─── RAW DATA

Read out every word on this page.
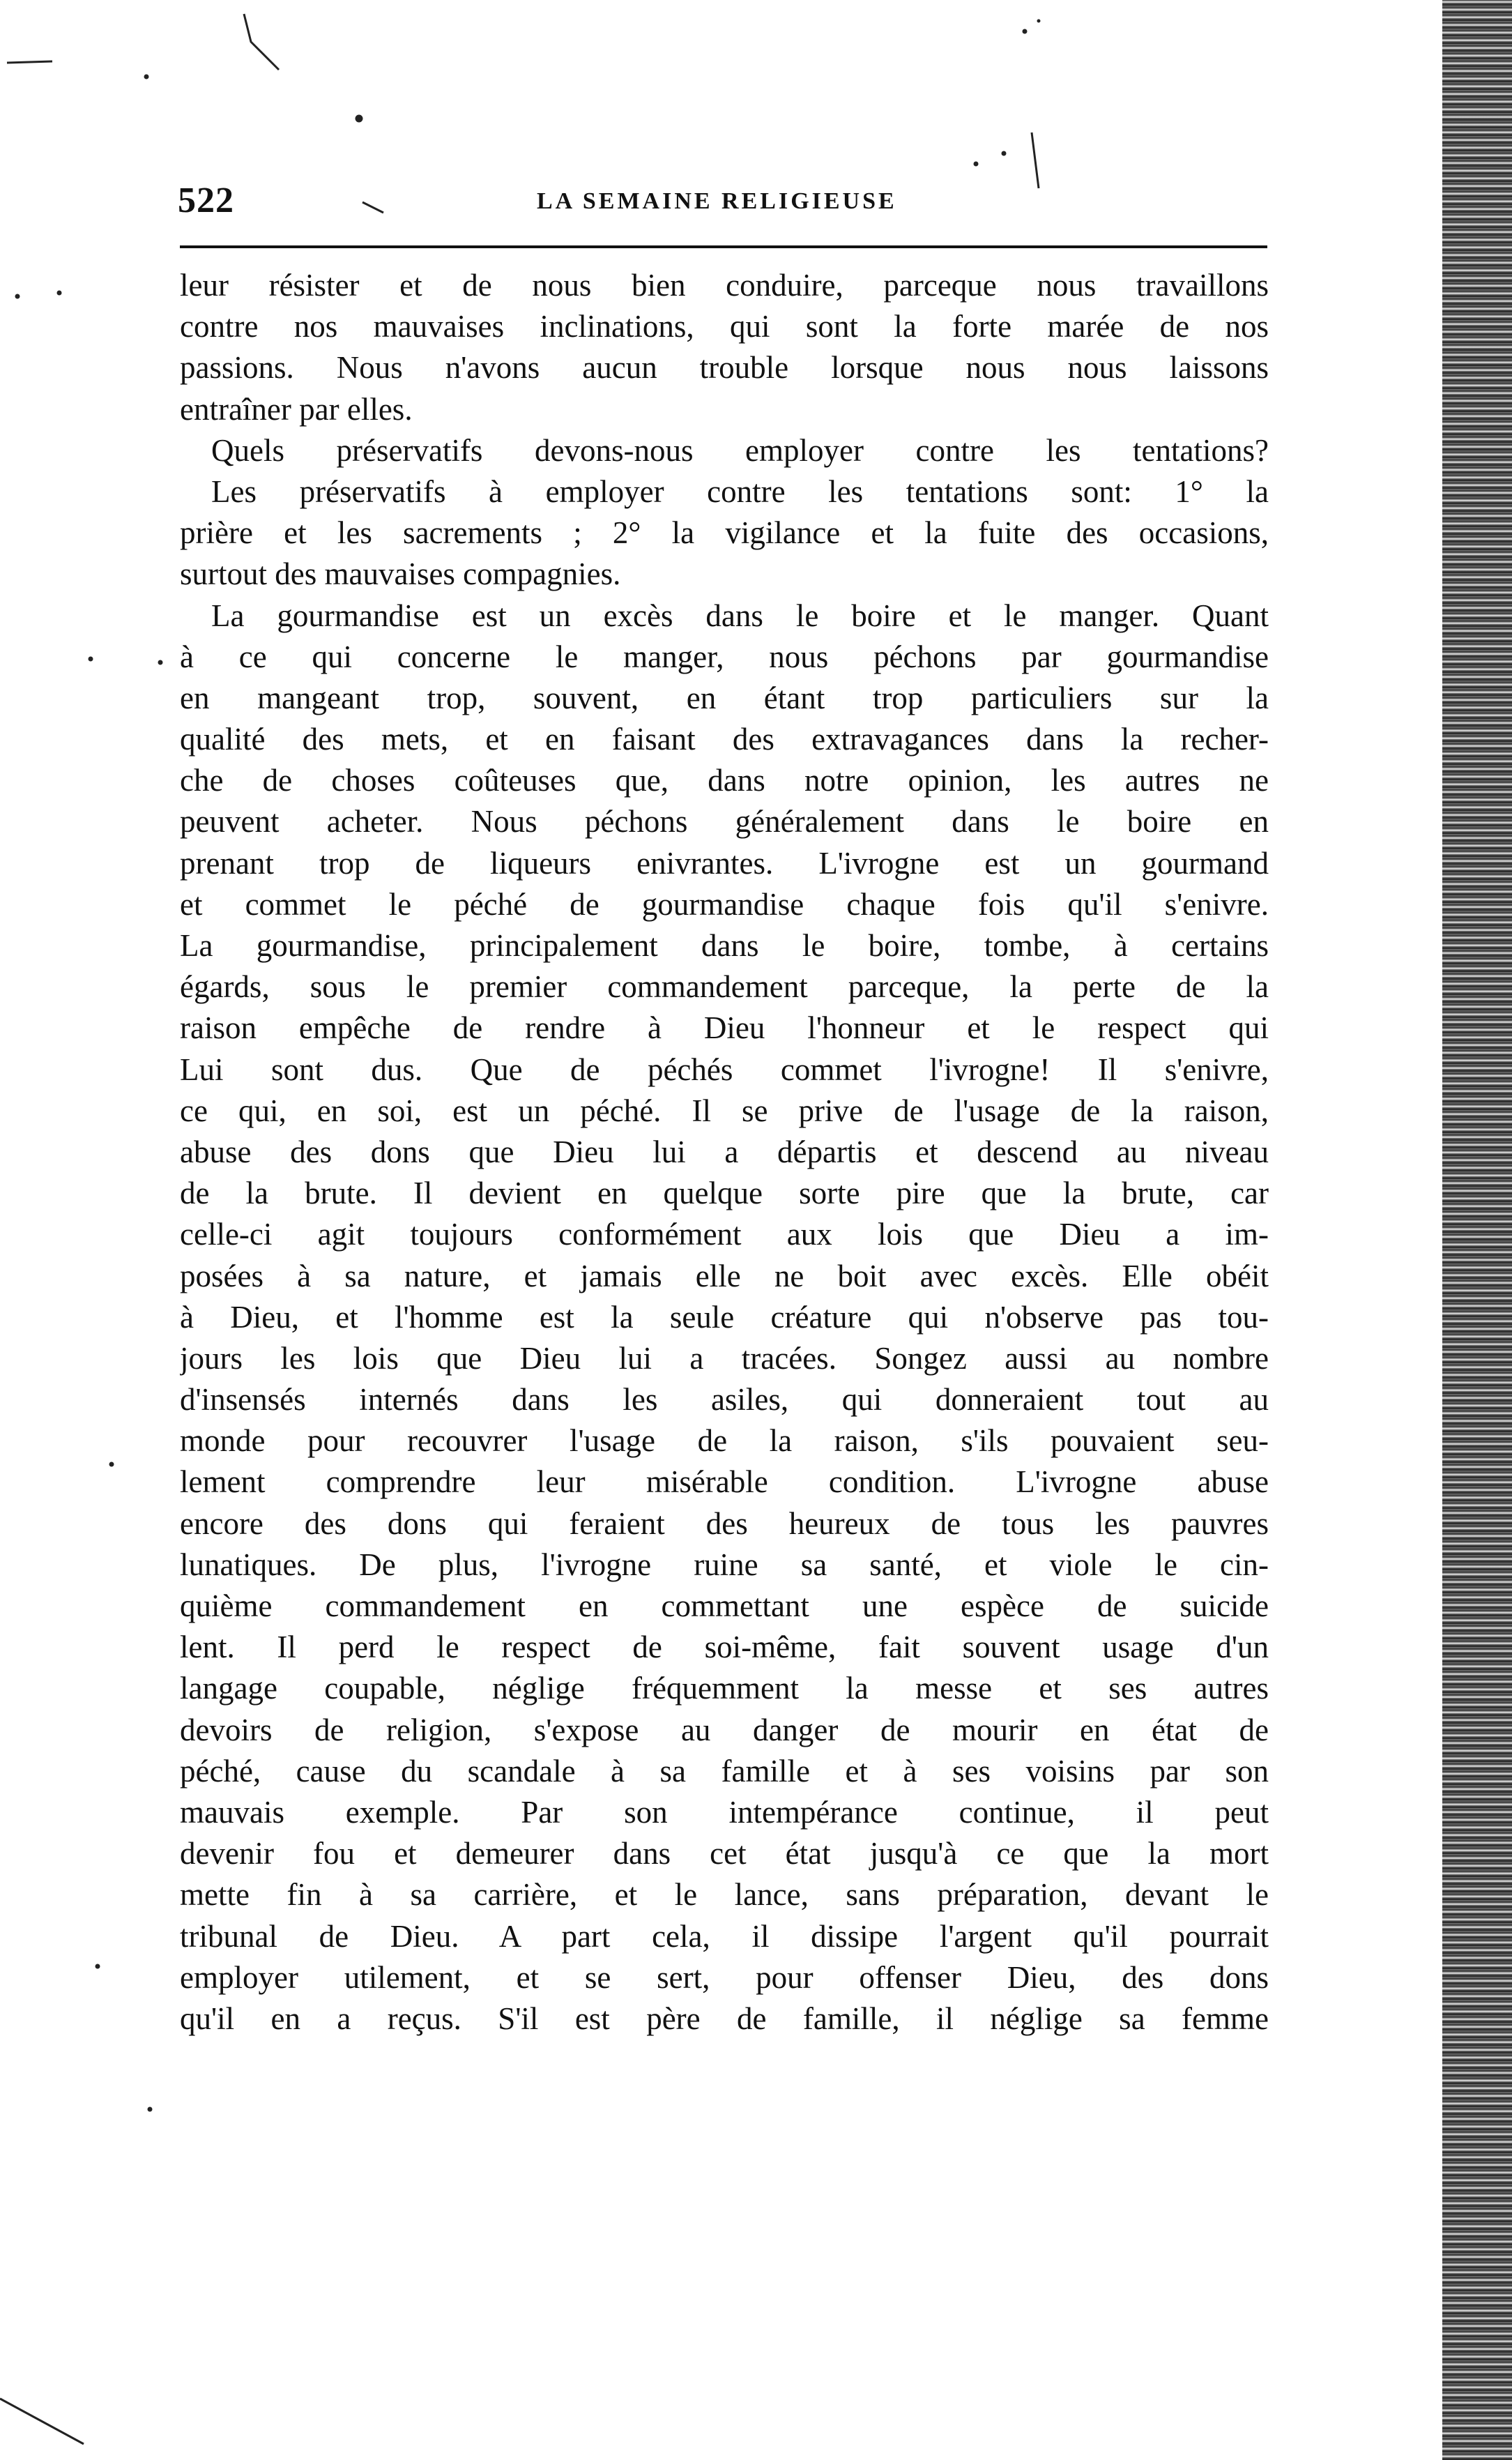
522	LA SEMAINE RELIGIEUSE
leur résister et de nous bien conduire, parceque nous travaillons
contre nos mauvaises inclinations, qui sont la forte marée de nos
passions. Nous n'avons aucun trouble lorsque nous nous laissons
entraîner par elles.
Quels préservatifs devons-nous employer contre les tentations?
Les préservatifs à employer contre les tentations sont: 1° la
prière et les sacrements ; 2° la vigilance et la fuite des occasions,
surtout des mauvaises compagnies.
La gourmandise est un excès dans le boire et le manger. Quant
à ce qui concerne le manger, nous péchons par gourmandise
en mangeant trop, souvent, en étant trop particuliers sur la
qualité des mets, et en faisant des extravagances dans la recher-
che de choses coûteuses que, dans notre opinion, les autres ne
peuvent acheter. Nous péchons généralement dans le boire en
prenant trop de liqueurs enivrantes. L'ivrogne est un gourmand
et commet le péché de gourmandise chaque fois qu'il s'enivre.
La gourmandise, principalement dans le boire, tombe, à certains
égards, sous le premier commandement parceque, la perte de la
raison empêche de rendre à Dieu l'honneur et le respect qui
Lui sont dus. Que de péchés commet l'ivrogne! Il s'enivre,
ce qui, en soi, est un péché. Il se prive de l'usage de la raison,
abuse des dons que Dieu lui a départis et descend au niveau
de la brute. Il devient en quelque sorte pire que la brute, car
celle-ci agit toujours conformément aux lois que Dieu a im-
posées à sa nature, et jamais elle ne boit avec excès. Elle obéit
à Dieu, et l'homme est la seule créature qui n'observe pas tou-
jours les lois que Dieu lui a tracées. Songez aussi au nombre
d'insensés internés dans les asiles, qui donneraient tout au
monde pour recouvrer l'usage de la raison, s'ils pouvaient seu-
lement comprendre leur misérable condition. L'ivrogne abuse
encore des dons qui feraient des heureux de tous les pauvres
lunatiques. De plus, l'ivrogne ruine sa santé, et viole le cin-
quième commandement en commettant une espèce de suicide
lent. Il perd le respect de soi-même, fait souvent usage d'un
langage coupable, néglige fréquemment la messe et ses autres
devoirs de religion, s'expose au danger de mourir en état de
péché, cause du scandale à sa famille et à ses voisins par son
mauvais exemple. Par son intempérance continue, il peut
devenir fou et demeurer dans cet état jusqu'à ce que la mort
mette fin à sa carrière, et le lance, sans préparation, devant le
tribunal de Dieu. A part cela, il dissipe l'argent qu'il pourrait
employer utilement, et se sert, pour offenser Dieu, des dons
qu'il en a reçus. S'il est père de famille, il néglige sa femme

──────

YOUR OBJECTIVE –
Filter the records down to the lines that contain the string "trop", and copy those lines.

TASK SOLUTION –
en mangeant trop, souvent, en étant trop particuliers sur la
prenant trop de liqueurs enivrantes. L'ivrogne est un gourmand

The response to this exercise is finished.